### YOUR OBJECTIVE
Look for the string "this" in every line, and copy each line that has it.

### EXTRACTED ENTRIES

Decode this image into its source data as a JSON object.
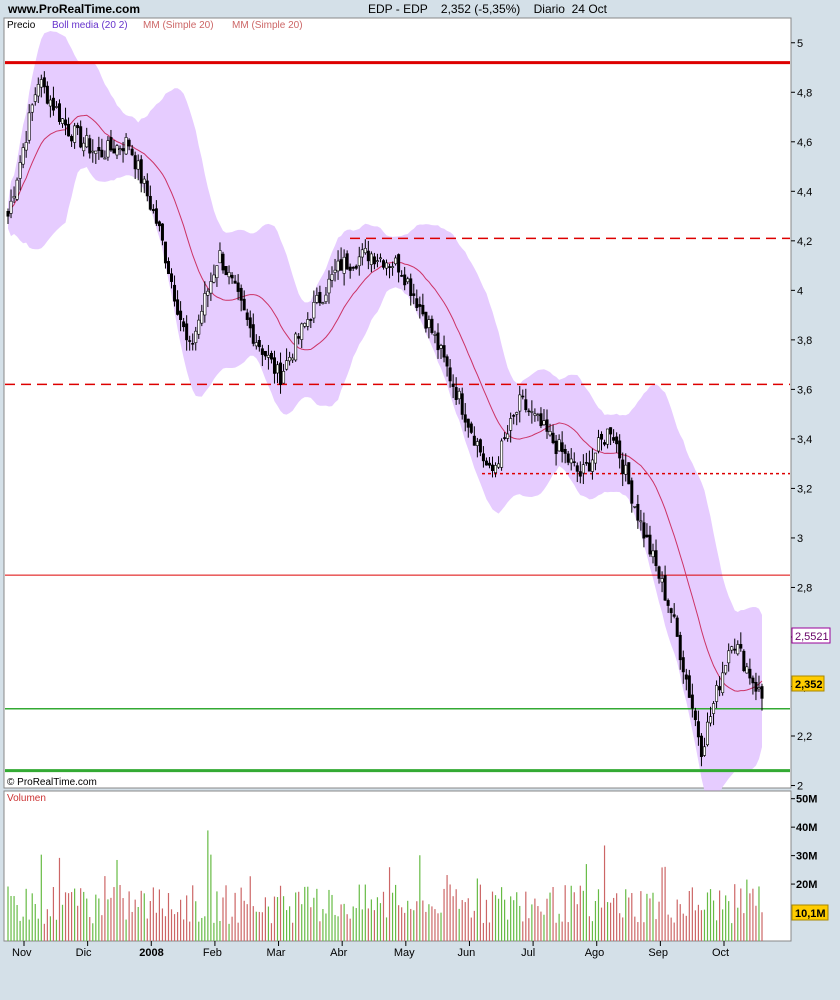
{
  "header": {
    "site": "www.ProRealTime.com",
    "title": "EDP - EDP    2,352 (-5,35%)    Diario  24 Oct"
  },
  "price_panel": {
    "legend": {
      "price": "Precio",
      "boll": "Boll media (20 2)",
      "mm1": "MM (Simple 20)",
      "mm2": "MM (Simple 20)"
    },
    "copyright": "© ProRealTime.com",
    "y_ticks": [
      "5",
      "4,8",
      "4,6",
      "4,4",
      "4,2",
      "4",
      "3,8",
      "3,6",
      "3,4",
      "3,2",
      "3",
      "2,8",
      "2,6",
      "2,4",
      "2,2",
      "2"
    ],
    "tag_ma": "2,5521",
    "tag_last": "2,352"
  },
  "volume_panel": {
    "label": "Volumen",
    "y_ticks": [
      "50M",
      "40M",
      "30M",
      "20M"
    ],
    "tag_last": "10,1M"
  },
  "x_axis": {
    "labels": [
      "Nov",
      "Dic",
      "2008",
      "Feb",
      "Mar",
      "Abr",
      "May",
      "Jun",
      "Jul",
      "Ago",
      "Sep",
      "Oct"
    ]
  },
  "colors": {
    "up_candle": "#ffffff",
    "down_candle": "#000000",
    "band_fill": "#e6ccff",
    "ma_line": "#cc3366",
    "red_line": "#dd0000",
    "green_line": "#33aa33",
    "vol_up": "#66bb44",
    "vol_down": "#cc6666",
    "tag_ma_border": "#990099",
    "tag_last_bg": "#ffcc00"
  },
  "chart_data": {
    "type": "candlestick",
    "y_range": [
      2.0,
      5.1
    ],
    "volume_range_M": [
      0,
      52
    ],
    "x_months": [
      "Nov",
      "Dic",
      "2008",
      "Feb",
      "Mar",
      "Abr",
      "May",
      "Jun",
      "Jul",
      "Ago",
      "Sep",
      "Oct"
    ],
    "anchors": [
      {
        "t": "Nov",
        "c": 4.3
      },
      {
        "t": "Nov",
        "c": 4.85
      },
      {
        "t": "Dic",
        "c": 4.65
      },
      {
        "t": "Dic",
        "c": 4.55
      },
      {
        "t": "2008",
        "c": 4.6
      },
      {
        "t": "2008",
        "c": 4.25
      },
      {
        "t": "Feb",
        "c": 3.75
      },
      {
        "t": "Feb",
        "c": 4.15
      },
      {
        "t": "Mar",
        "c": 3.85
      },
      {
        "t": "Mar",
        "c": 3.65
      },
      {
        "t": "Abr",
        "c": 3.9
      },
      {
        "t": "Abr",
        "c": 4.1
      },
      {
        "t": "May",
        "c": 4.15
      },
      {
        "t": "May",
        "c": 4.1
      },
      {
        "t": "Jun",
        "c": 3.85
      },
      {
        "t": "Jun",
        "c": 3.55
      },
      {
        "t": "Jul",
        "c": 3.25
      },
      {
        "t": "Jul",
        "c": 3.55
      },
      {
        "t": "Ago",
        "c": 3.4
      },
      {
        "t": "Ago",
        "c": 3.25
      },
      {
        "t": "Sep",
        "c": 3.45
      },
      {
        "t": "Sep",
        "c": 3.05
      },
      {
        "t": "Oct",
        "c": 2.7
      },
      {
        "t": "Oct",
        "c": 2.15
      },
      {
        "t": "Oct",
        "c": 2.6
      },
      {
        "t": "Oct",
        "c": 2.352
      }
    ],
    "last_close": 2.352,
    "ma20_last": 2.5521,
    "last_volume_M": 10.1,
    "horizontal_levels": [
      {
        "value": 4.92,
        "style": "solid",
        "color": "red",
        "width": "thick"
      },
      {
        "value": 4.21,
        "style": "dashed",
        "color": "red"
      },
      {
        "value": 3.62,
        "style": "dashed",
        "color": "red"
      },
      {
        "value": 3.26,
        "style": "dotted",
        "color": "red"
      },
      {
        "value": 2.85,
        "style": "solid",
        "color": "red",
        "width": "thin"
      },
      {
        "value": 2.31,
        "style": "solid",
        "color": "green"
      },
      {
        "value": 2.06,
        "style": "solid",
        "color": "green",
        "width": "thick"
      }
    ]
  }
}
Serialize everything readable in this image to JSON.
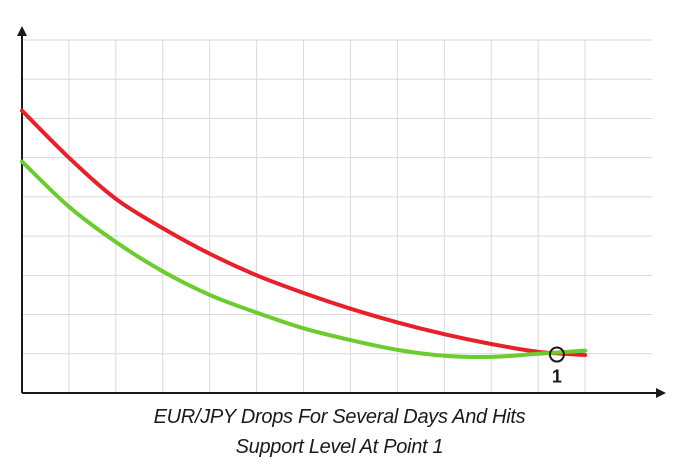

### EXPECTED OUTPUT
Decode this image into its source data as a JSON object.
Serialize everything readable in this image to JSON.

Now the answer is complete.